Em sua marcha pelo deserto do Sinai, os hebreus tiveram a bênção do recebimento por Moisés, no Monte Sinai (ou Horebe), localizado no relevo montanhoso ao sul da península de mesmo nome (10), das tábuas de pedra em que se encontravam insculpidas as regras de conduta, em número de dez, emanadas pelo Mais Alto com o propósito de norteá-los em seu relacionamento com o Pai Criador e com o próximo, e de promover seu desenvolvimento espiritual na Terra que lhes foi Prometida. Todavia, cumpre recordar que o convívio dos hebreus com a cultura e a religiosidade politeístas do povo egípcio, durante cerca de quatro séculos de convivência, requereu um longo trabalho de Moisés, durante aquela peregrinação num sítio inóspito, e mesmo durante sua longa existência, no sentido de orientá-los e instruí-los (11) no fortalecimento de seus vínculos com a Divindade, e consolidar no coração de cada espírito a relação íntima do amor inato que nos une ao Criador, em nossa condição de imortalidade. Assim como de perenizar o acolhimento dos dez princípios de aformoseamento espiritual que lhes foram então revelados.

Trabalho que requereu, inclusive, a encarnação de uma nova geração de espíritos, no transcurso da longa duração da marcha de retorno para Canaã, seres previamente capacitados pela Espiritualidade Superior na erraticidade, sob a orientação de Jesus, para disporem de aptidões específicas com vistas a vitalizar o entendimento monoteísta originalmente presente na “aliança” de Abraão com o Criador, norteadora da religiosidade do povo hebraico.

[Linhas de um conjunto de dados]

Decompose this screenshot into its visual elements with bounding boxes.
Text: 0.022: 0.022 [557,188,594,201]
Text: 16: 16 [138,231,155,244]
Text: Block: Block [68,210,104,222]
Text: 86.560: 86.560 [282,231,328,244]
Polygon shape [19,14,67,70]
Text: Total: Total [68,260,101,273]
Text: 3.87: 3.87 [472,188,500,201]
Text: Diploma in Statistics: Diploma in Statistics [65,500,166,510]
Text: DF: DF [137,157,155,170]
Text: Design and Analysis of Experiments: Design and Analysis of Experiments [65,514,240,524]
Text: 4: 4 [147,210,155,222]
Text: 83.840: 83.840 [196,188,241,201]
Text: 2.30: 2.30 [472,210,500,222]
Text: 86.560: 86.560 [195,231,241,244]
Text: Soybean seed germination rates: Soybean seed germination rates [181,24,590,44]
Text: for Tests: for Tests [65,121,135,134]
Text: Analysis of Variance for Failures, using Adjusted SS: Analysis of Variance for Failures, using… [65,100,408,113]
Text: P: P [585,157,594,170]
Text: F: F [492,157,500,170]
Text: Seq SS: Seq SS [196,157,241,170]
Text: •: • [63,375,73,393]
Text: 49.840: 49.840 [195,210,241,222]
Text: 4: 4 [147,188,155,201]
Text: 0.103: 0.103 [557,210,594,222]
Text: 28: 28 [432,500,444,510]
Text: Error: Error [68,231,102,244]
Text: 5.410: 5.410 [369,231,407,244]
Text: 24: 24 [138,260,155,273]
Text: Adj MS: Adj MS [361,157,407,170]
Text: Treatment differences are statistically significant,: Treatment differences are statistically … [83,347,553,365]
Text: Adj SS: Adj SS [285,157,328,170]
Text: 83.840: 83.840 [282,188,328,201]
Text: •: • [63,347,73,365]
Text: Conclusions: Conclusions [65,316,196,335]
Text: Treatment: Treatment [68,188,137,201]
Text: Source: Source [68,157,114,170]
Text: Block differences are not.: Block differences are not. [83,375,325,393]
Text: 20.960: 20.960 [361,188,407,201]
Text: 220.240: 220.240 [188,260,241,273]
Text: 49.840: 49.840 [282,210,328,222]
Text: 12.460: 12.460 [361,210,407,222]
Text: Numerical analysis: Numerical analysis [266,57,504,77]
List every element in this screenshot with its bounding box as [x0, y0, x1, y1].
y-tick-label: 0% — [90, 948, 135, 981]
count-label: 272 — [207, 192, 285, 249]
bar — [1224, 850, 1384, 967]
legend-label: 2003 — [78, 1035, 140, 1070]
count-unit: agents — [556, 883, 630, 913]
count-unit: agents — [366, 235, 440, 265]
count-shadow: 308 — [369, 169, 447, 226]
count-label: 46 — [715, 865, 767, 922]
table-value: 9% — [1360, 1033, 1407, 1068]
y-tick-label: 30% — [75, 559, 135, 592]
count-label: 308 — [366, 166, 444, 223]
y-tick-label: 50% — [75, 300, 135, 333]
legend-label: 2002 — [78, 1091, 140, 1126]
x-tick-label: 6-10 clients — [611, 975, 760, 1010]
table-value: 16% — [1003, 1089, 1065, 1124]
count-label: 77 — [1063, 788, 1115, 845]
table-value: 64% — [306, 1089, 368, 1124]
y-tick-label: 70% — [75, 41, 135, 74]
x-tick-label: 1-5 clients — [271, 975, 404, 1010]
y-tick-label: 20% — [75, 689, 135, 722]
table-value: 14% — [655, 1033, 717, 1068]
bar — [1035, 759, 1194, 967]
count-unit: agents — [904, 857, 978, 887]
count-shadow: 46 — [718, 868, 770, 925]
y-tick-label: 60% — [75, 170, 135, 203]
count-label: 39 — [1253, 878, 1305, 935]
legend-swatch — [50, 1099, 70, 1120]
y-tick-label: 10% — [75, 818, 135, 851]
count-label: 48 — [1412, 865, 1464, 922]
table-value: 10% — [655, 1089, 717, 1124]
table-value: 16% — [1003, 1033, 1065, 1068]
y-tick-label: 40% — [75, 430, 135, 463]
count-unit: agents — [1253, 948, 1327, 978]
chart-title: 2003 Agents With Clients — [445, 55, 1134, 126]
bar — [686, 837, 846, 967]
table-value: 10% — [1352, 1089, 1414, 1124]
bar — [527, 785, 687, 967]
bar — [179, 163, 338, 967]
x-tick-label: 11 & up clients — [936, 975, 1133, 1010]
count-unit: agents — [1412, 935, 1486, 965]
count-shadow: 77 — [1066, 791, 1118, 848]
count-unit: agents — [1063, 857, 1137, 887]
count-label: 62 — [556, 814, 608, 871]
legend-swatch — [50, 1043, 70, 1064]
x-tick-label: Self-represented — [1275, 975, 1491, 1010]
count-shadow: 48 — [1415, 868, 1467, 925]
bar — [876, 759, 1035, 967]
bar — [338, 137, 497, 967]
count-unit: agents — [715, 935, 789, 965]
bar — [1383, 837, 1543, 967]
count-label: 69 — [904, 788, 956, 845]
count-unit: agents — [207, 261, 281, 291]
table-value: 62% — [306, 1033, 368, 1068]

O que fazer
Repita, por favor, a parte do trecho selecionado que começa em "Trabalho que requereu, inclusive, a" e termina em "do povo hebraico.". Os dados constituem um material à parte.

Resposta da tarefa
Trabalho que requereu, inclusive, a encarnação de uma nova geração de espíritos, no transcurso da longa duração da marcha de retorno para Canaã, seres previamente capacitados pela Espiritualidade Superior na erraticidade, sob a orientação de Jesus, para disporem de aptidões específicas com vistas a vitalizar o entendimento monoteísta originalmente presente na “aliança” de Abraão com o Criador, norteadora da religiosidade do povo hebraico.